Aim: Track down each line that has the word "только" and copy it.

Supplied material:
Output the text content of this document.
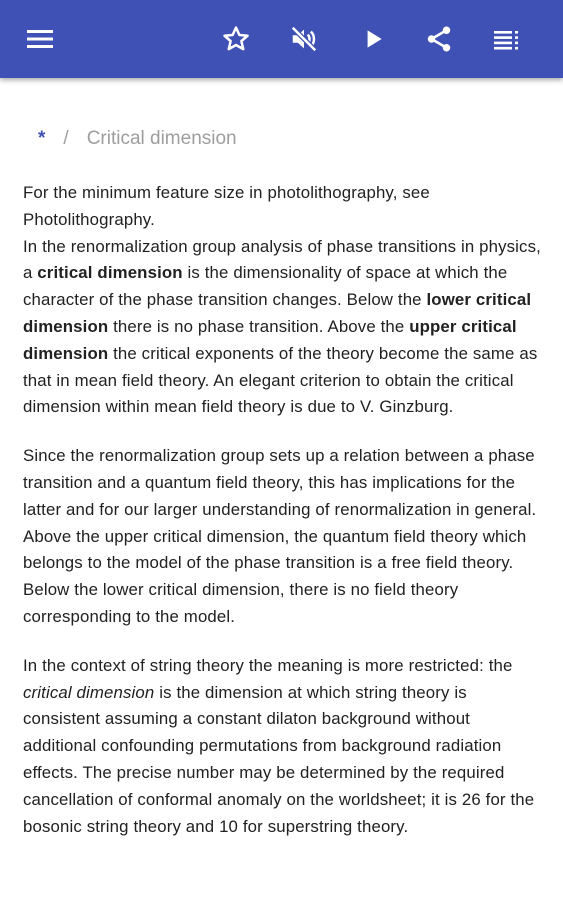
* / Critical dimension

For the minimum feature size in photolithography, see Photolithography.
In the renormalization group analysis of phase transitions in physics, a critical dimension is the dimensionality of space at which the character of the phase transition changes. Below the lower critical dimension there is no phase transition. Above the upper critical dimension the critical exponents of the theory become the same as that in mean field theory. An elegant criterion to obtain the critical dimension within mean field theory is due to V. Ginzburg.

Since the renormalization group sets up a relation between a phase transition and a quantum field theory, this has implications for the latter and for our larger understanding of renormalization in general. Above the upper critical dimension, the quantum field theory which belongs to the model of the phase transition is a free field theory. Below the lower critical dimension, there is no field theory corresponding to the model.

In the context of string theory the meaning is more restricted: the critical dimension is the dimension at which string theory is consistent assuming a constant dilaton background without additional confounding permutations from background radiation effects. The precise number may be determined by the required cancellation of conformal anomaly on the worldsheet; it is 26 for the bosonic string theory and 10 for superstring theory.
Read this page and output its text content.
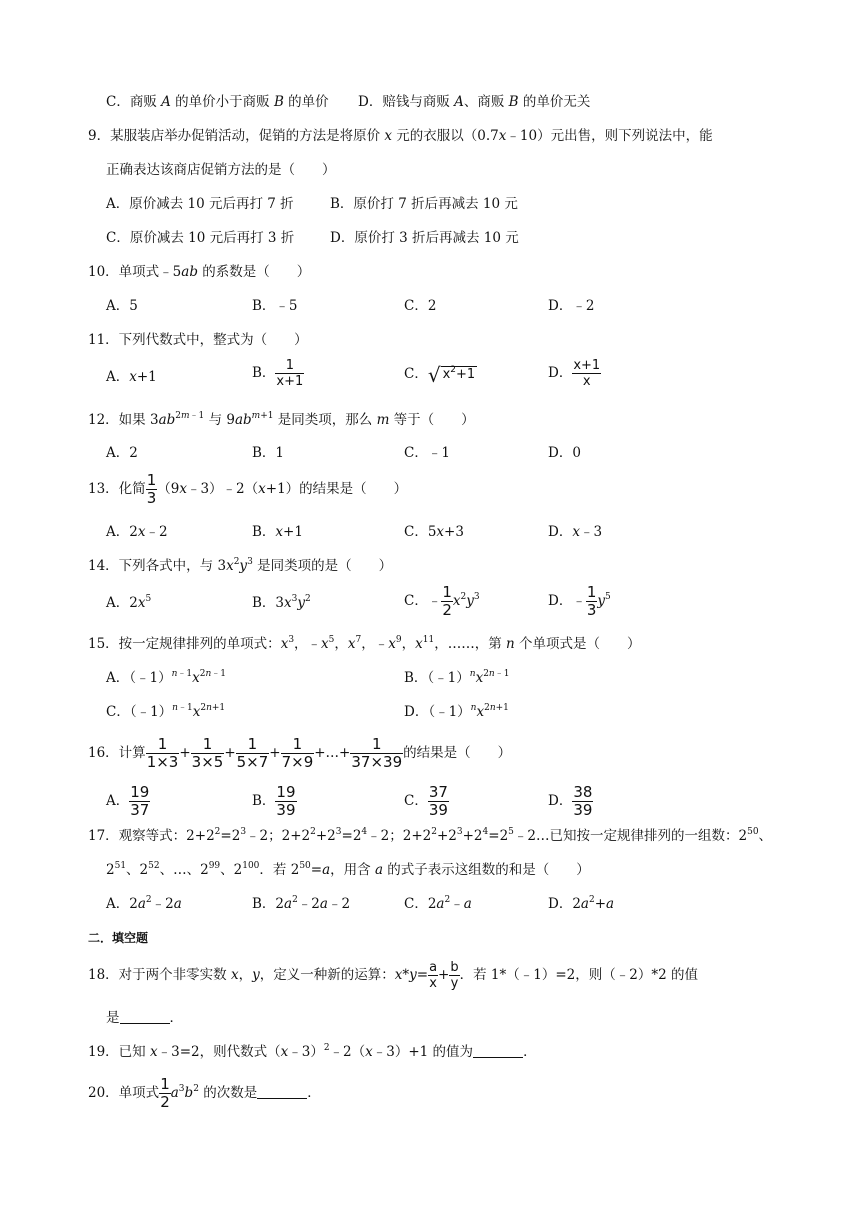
C．商贩 A 的单价小于商贩 B 的单价 D．赔钱与商贩 A、商贩 B 的单价无关
9．某服装店举办促销活动，促销的方法是将原价 x 元的衣服以（0.7x﹣10）元出售，则下列说法中，能
正确表达该商店促销方法的是（　　）
A．原价减去 10 元后再打 7 折	B．原价打 7 折后再减去 10 元
C．原价减去 10 元后再打 3 折	D．原价打 3 折后再减去 10 元
10．单项式﹣5ab 的系数是（　　）
A．5	B．﹣5	C．2	D．﹣2
11．下列代数式中，整式为（　　）
A．x+1	B． $\frac{1}{x+1}$	C．√ $x^2+1$	D． $\frac{x+1}{x}$
12．如果 $3ab^{2m﹣1}$ 与 $9ab^{m+1}$ 是同类项，那么 m 等于（　　）
A．2	B．1	C．﹣1	D．0
13．化简 $\frac{1}{3}$ （9x﹣3）﹣2（x+1）的结果是（　　）
A．2x﹣2	B．x+1	C．5x+3	D．x﹣3
14．下列各式中，与 $3x^2y^3$ 是同类项的是（　　）
A．$2x^5$	B．$3x^3y^2$	C．﹣ $\frac{1}{2} x^2y^3$	D．﹣ $\frac{1}{3} y^5$
15．按一定规律排列的单项式：$x^3$，$﹣x^5$，$x^7$，$﹣x^9$，$x^{11}$，……，第 n 个单项式是（　　）
A．$(﹣1)^{n﹣1}x^{2n﹣1}$	B．$(﹣1)^nx^{2n﹣1}$
C．$(﹣1)^{n﹣1}x^{2n+1}$	D．$(﹣1)^nx^{2n+1}$
16．计算 $\frac{1}{1\times 3} + \frac{1}{3\times 5} + \frac{1}{5\times 7} + \frac{1}{7\times 9}$ +…+ $\frac{1}{37\times 39}$ 的结果是（　　）
A． $\frac{19}{37}$	B． $\frac{19}{39}$	C． $\frac{37}{39}$	D． $\frac{38}{39}$
17．观察等式：$2+2^2=2^3﹣2$；$2+2^2+2^3=2^4﹣2$；$2+2^2+2^3+2^4=2^5﹣2\dots$已知按一定规律排列的一组数：$2^{50}$、
$2^{51}$、$2^{52}$、…、$2^{99}$、$2^{100}$．若 $2^{50}=a$，用含 a 的式子表示这组数的和是（　　）
A．$2a^2﹣2a$	B．$2a^2﹣2a﹣2$	C．$2a^2﹣a$	D．$2a^2+a$
二．填空题
18．对于两个非零实数 x，y，定义一种新的运算：$x*y= \frac{a}{x} + \frac{b}{y}$ ．若 1*（﹣1）=2，则（﹣2）*2 的值
是	．
19．已知 x﹣3=2，则代数式（x﹣3）$^2$﹣2（x﹣3）+1 的值为	．
20．单项式 $\frac{1}{2} a^3b^2$ 的次数是	．
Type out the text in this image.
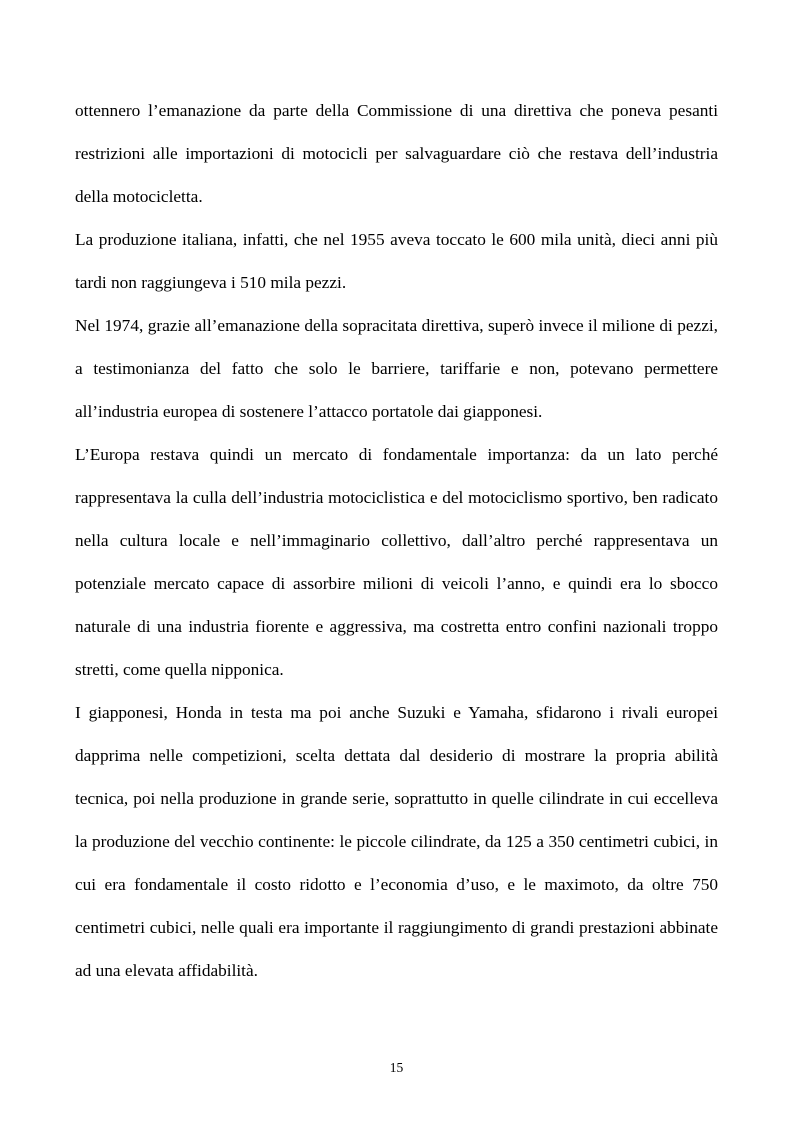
ottennero l’emanazione da parte della Commissione di una direttiva che poneva pesanti restrizioni alle importazioni di motocicli per salvaguardare ciò che restava dell’industria della motocicletta.

La produzione italiana, infatti, che nel 1955 aveva toccato le 600 mila unità, dieci anni più tardi non raggiungeva i 510 mila pezzi.

Nel 1974, grazie all’emanazione della sopracitata direttiva, superò invece il milione di pezzi, a testimonianza del fatto che solo le barriere, tariffarie e non, potevano permettere all’industria europea di sostenere l’attacco portatole dai giapponesi.

L’Europa restava quindi un mercato di fondamentale importanza: da un lato perché rappresentava la culla dell’industria motociclistica e del motociclismo sportivo, ben radicato nella cultura locale e nell’immaginario collettivo, dall’altro perché rappresentava un potenziale mercato capace di assorbire milioni di veicoli l’anno, e quindi era lo sbocco naturale di una industria fiorente e aggressiva, ma costretta entro confini nazionali troppo stretti, come quella nipponica.

I giapponesi, Honda in testa ma poi anche Suzuki e Yamaha, sfidarono i rivali europei dapprima nelle competizioni, scelta dettata dal desiderio di mostrare la propria abilità tecnica, poi nella produzione in grande serie, soprattutto in quelle cilindrate in cui eccelleva la produzione del vecchio continente: le piccole cilindrate, da 125 a 350 centimetri cubici, in cui era fondamentale il costo ridotto e l’economia d’uso, e le maximoto, da oltre 750 centimetri cubici, nelle quali era importante il raggiungimento di grandi prestazioni abbinate ad una elevata affidabilità.

15
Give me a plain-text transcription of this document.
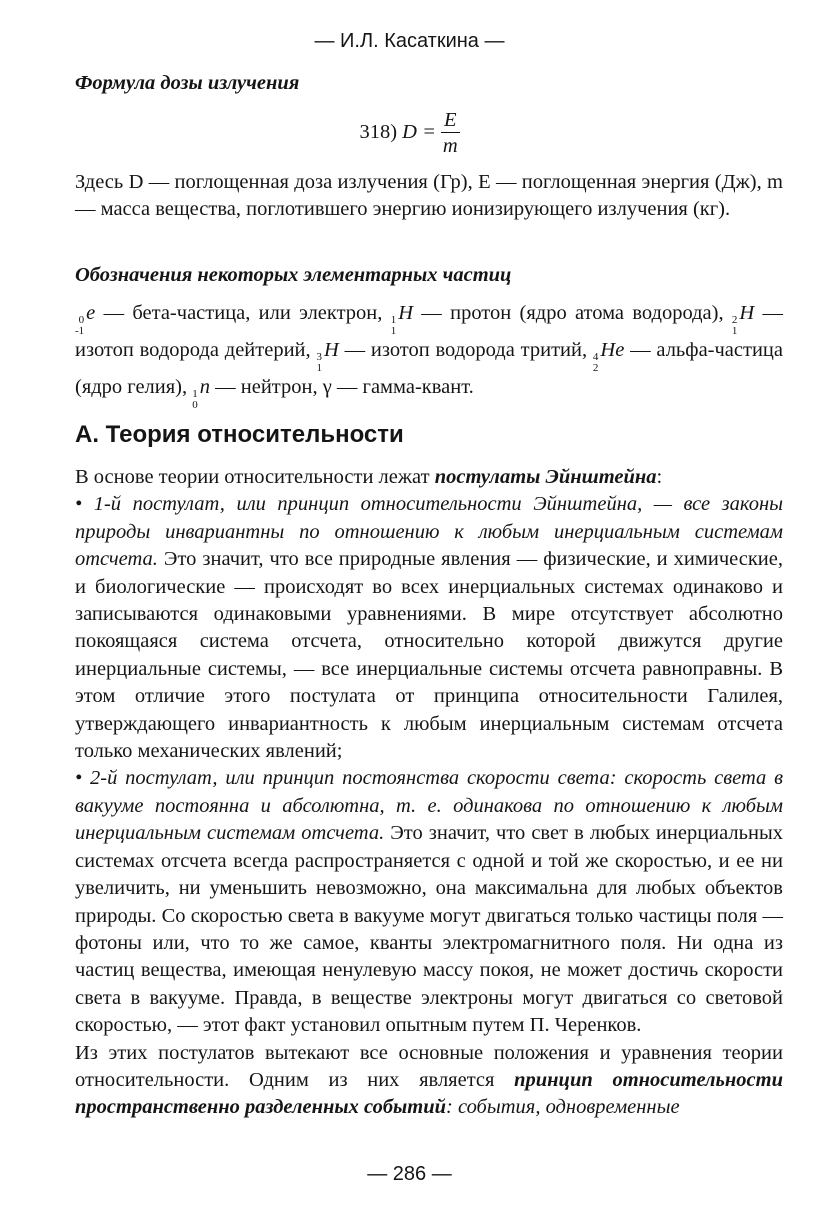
— И.Л. Касаткина —
Формула дозы излучения
318) $D = \frac{E}{m}$

Здесь D — поглощенная доза излучения (Гр), E — поглощенная энергия (Дж), m — масса вещества, поглотившего энергию ионизирующего излучения (кг).

Обозначения некоторых элементарных частиц

0
-1
e — бета-частица, или электрон, 1
1
H — протон (ядро атома водорода), 2
1
H — изотоп водорода дейтерий, 3
1
H — изотоп водорода тритий, 4
2
He — альфа-частица (ядро гелия), 1
0
n — нейтрон, γ — гамма-квант.

А. Теория относительности

В основе теории относительности лежат постулаты Эйнштейна:

• 1-й постулат, или принцип относительности Эйнштейна, — все законы природы инвариантны по отношению к любым инерциальным системам отсчета. Это значит, что все природные явления — физические, и химические, и биологические — происходят во всех инерциальных системах одинаково и записываются одинаковыми уравнениями. В мире отсутствует абсолютно покоящаяся система отсчета, относительно которой движутся другие инерциальные системы, — все инерциальные системы отсчета равноправны. В этом отличие этого постулата от принципа относительности Галилея, утверждающего инвариантность к любым инерциальным системам отсчета только механических явлений;

• 2-й постулат, или принцип постоянства скорости света: скорость света в вакууме постоянна и абсолютна, т. е. одинакова по отношению к любым инерциальным системам отсчета. Это значит, что свет в любых инерциальных системах отсчета всегда распространяется с одной и той же скоростью, и ее ни увеличить, ни уменьшить невозможно, она максимальна для любых объектов природы. Со скоростью света в вакууме могут двигаться только частицы поля — фотоны или, что то же самое, кванты электромагнитного поля. Ни одна из частиц вещества, имеющая ненулевую массу покоя, не может достичь скорости света в вакууме. Правда, в веществе электроны могут двигаться со световой скоростью, — этот факт установил опытным путем П. Черенков.

Из этих постулатов вытекают все основные положения и уравнения теории относительности. Одним из них является принцип относительности пространственно разделенных событий: события, одновременные

— 286 —
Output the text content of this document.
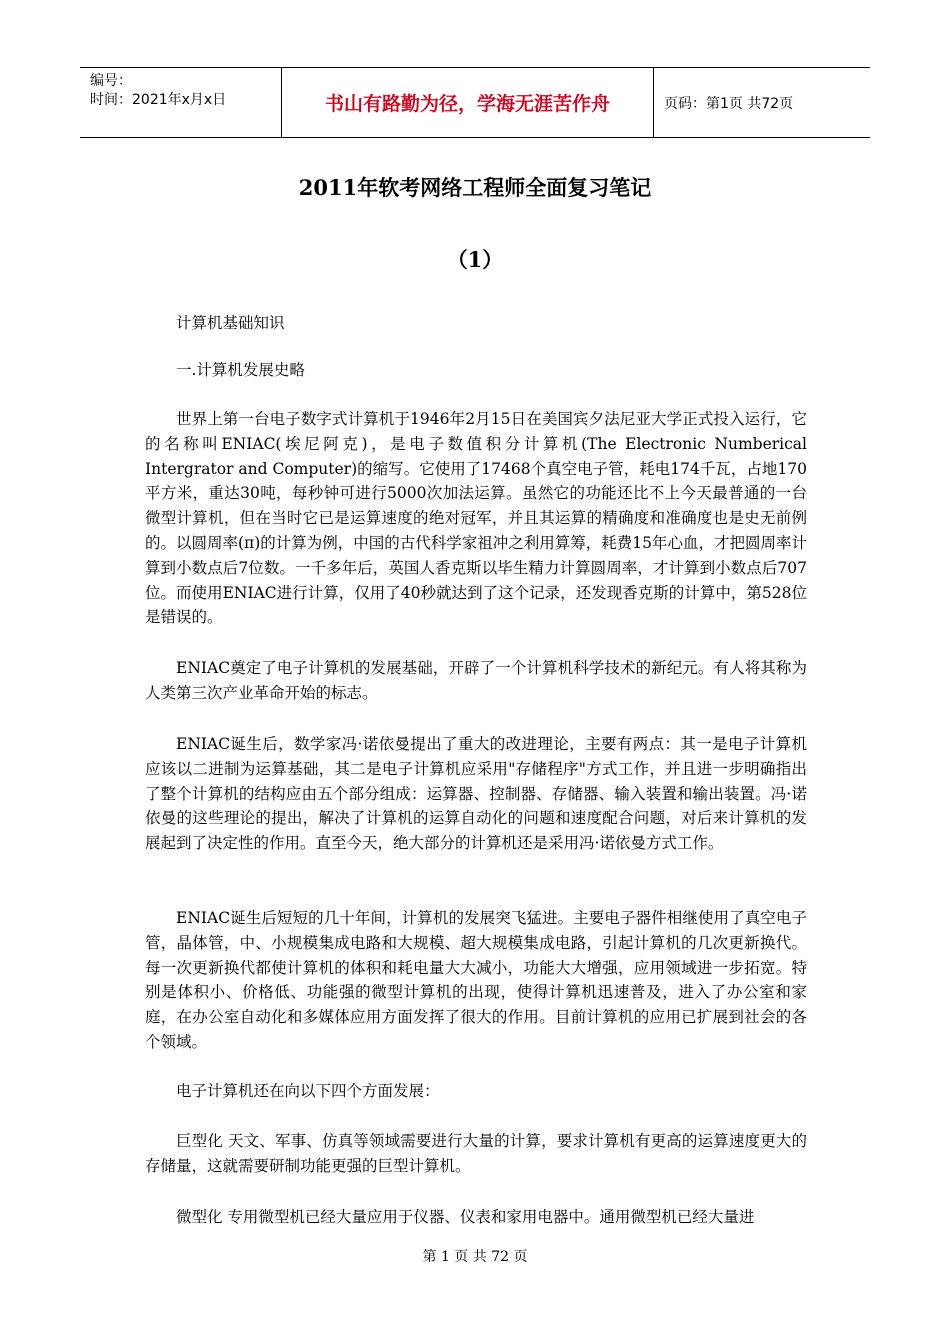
编号：
时间：2021年x月x日	书山有路勤为径，学海无涯苦作舟	页码：第1页 共72页
2011年软考网络工程师全面复习笔记
（1）

计算机基础知识

一.计算机发展史略

世界上第一台电子数字式计算机于1946年2月15日在美国宾夕法尼亚大学正式投入运行，它的名称叫ENIAC(埃尼阿克)，是电子数值积分计算机(The Electronic Numberical Intergrator and Computer)的缩写。它使用了17468个真空电子管，耗电174千瓦，占地170平方米，重达30吨，每秒钟可进行5000次加法运算。虽然它的功能还比不上今天最普通的一台微型计算机，但在当时它已是运算速度的绝对冠军，并且其运算的精确度和准确度也是史无前例的。以圆周率(π)的计算为例，中国的古代科学家祖冲之利用算筹，耗费15年心血，才把圆周率计算到小数点后7位数。一千多年后，英国人香克斯以毕生精力计算圆周率，才计算到小数点后707位。而使用ENIAC进行计算，仅用了40秒就达到了这个记录，还发现香克斯的计算中，第528位是错误的。

ENIAC奠定了电子计算机的发展基础，开辟了一个计算机科学技术的新纪元。有人将其称为人类第三次产业革命开始的标志。

ENIAC诞生后，数学家冯·诺依曼提出了重大的改进理论，主要有两点：其一是电子计算机应该以二进制为运算基础，其二是电子计算机应采用"存储程序"方式工作，并且进一步明确指出了整个计算机的结构应由五个部分组成：运算器、控制器、存储器、输入装置和输出装置。冯·诺依曼的这些理论的提出，解决了计算机的运算自动化的问题和速度配合问题，对后来计算机的发展起到了决定性的作用。直至今天，绝大部分的计算机还是采用冯·诺依曼方式工作。

ENIAC诞生后短短的几十年间，计算机的发展突飞猛进。主要电子器件相继使用了真空电子管，晶体管，中、小规模集成电路和大规模、超大规模集成电路，引起计算机的几次更新换代。每一次更新换代都使计算机的体积和耗电量大大减小，功能大大增强，应用领域进一步拓宽。特别是体积小、价格低、功能强的微型计算机的出现，使得计算机迅速普及，进入了办公室和家庭，在办公室自动化和多媒体应用方面发挥了很大的作用。目前计算机的应用已扩展到社会的各个领域。

电子计算机还在向以下四个方面发展：

巨型化 天文、军事、仿真等领域需要进行大量的计算，要求计算机有更高的运算速度更大的存储量，这就需要研制功能更强的巨型计算机。

微型化 专用微型机已经大量应用于仪器、仪表和家用电器中。通用微型机已经大量进

第 1 页 共 72 页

Answer for the task:
• 1-й постулат, или принцип относительности Эйнштейна, — все законы природы инвариантны по отношению к любым инерциальным системам отсчета. Это значит, что все природные явления — физические, и химические, и биологические — происходят во всех инерциальных системах одинаково и записываются одинаковыми уравнениями. В мире отсутствует абсолютно покоящаяся система отсчета, относительно которой движутся другие инерциальные системы, — все инерциальные системы отсчета равноправны. В этом отличие этого постулата от принципа относительности Галилея, утверждающего инвариантность к любым инерциальным системам отсчета только механических явлений;
• 2-й постулат, или принцип постоянства скорости света: скорость света в вакууме постоянна и абсолютна, т. е. одинакова по отношению к любым инерциальным системам отсчета. Это значит, что свет в любых инерциальных системах отсчета всегда распространяется с одной и той же скоростью, и ее ни увеличить, ни уменьшить невозможно, она максимальна для любых объектов природы. Со скоростью света в вакууме могут двигаться только частицы поля — фотоны или, что то же самое, кванты электромагнитного поля. Ни одна из частиц вещества, имеющая ненулевую массу покоя, не может достичь скорости света в вакууме. Правда, в веществе электроны могут двигаться со световой скоростью, — этот факт установил опытным путем П. Черенков.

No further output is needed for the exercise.